Aim: Convert every line of the records into a Markdown table with the columns "Row" and "Line", numbering each row and skipping blank lines.

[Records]
"""
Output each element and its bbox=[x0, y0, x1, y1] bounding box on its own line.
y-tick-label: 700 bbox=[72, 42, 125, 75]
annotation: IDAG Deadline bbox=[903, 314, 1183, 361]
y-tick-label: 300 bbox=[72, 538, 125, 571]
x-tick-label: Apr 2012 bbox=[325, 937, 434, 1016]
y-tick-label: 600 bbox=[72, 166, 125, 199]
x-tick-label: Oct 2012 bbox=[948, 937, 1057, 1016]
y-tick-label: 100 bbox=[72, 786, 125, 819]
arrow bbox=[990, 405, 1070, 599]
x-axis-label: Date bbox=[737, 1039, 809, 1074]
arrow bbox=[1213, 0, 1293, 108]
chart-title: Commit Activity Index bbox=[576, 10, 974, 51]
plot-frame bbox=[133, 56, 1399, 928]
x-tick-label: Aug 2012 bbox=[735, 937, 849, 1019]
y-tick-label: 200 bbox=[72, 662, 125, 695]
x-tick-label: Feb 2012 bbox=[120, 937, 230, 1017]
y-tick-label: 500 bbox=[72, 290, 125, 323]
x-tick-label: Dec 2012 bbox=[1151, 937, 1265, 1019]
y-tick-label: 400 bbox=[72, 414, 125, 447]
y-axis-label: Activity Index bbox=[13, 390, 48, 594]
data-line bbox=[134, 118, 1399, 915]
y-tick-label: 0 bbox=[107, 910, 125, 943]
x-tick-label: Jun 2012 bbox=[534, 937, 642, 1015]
"""
Exercise output:
| Row | Line |
|---|---|
| 1 | Output each element and its bbox=[x0, y0, x1, y1] bounding box on its own line. |
| 2 | y-tick-label: 700 bbox=[72, 42, 125, 75] |
| 3 | annotation: IDAG Deadline bbox=[903, 314, 1183, 361] |
| 4 | y-tick-label: 300 bbox=[72, 538, 125, 571] |
| 5 | x-tick-label: Apr 2012 bbox=[325, 937, 434, 1016] |
| 6 | y-tick-label: 600 bbox=[72, 166, 125, 199] |
| 7 | x-tick-label: Oct 2012 bbox=[948, 937, 1057, 1016] |
| 8 | y-tick-label: 100 bbox=[72, 786, 125, 819] |
| 9 | arrow bbox=[990, 405, 1070, 599] |
| 10 | x-axis-label: Date bbox=[737, 1039, 809, 1074] |
| 11 | arrow bbox=[1213, 0, 1293, 108] |
| 12 | chart-title: Commit Activity Index bbox=[576, 10, 974, 51] |
| 13 | plot-frame bbox=[133, 56, 1399, 928] |
| 14 | x-tick-label: Aug 2012 bbox=[735, 937, 849, 1019] |
| 15 | y-tick-label: 200 bbox=[72, 662, 125, 695] |
| 16 | x-tick-label: Feb 2012 bbox=[120, 937, 230, 1017] |
| 17 | y-tick-label: 500 bbox=[72, 290, 125, 323] |
| 18 | x-tick-label: Dec 2012 bbox=[1151, 937, 1265, 1019] |
| 19 | y-tick-label: 400 bbox=[72, 414, 125, 447] |
| 20 | y-axis-label: Activity Index bbox=[13, 390, 48, 594] |
| 21 | data-line bbox=[134, 118, 1399, 915] |
| 22 | y-tick-label: 0 bbox=[107, 910, 125, 943] |
| 23 | x-tick-label: Jun 2012 bbox=[534, 937, 642, 1015] |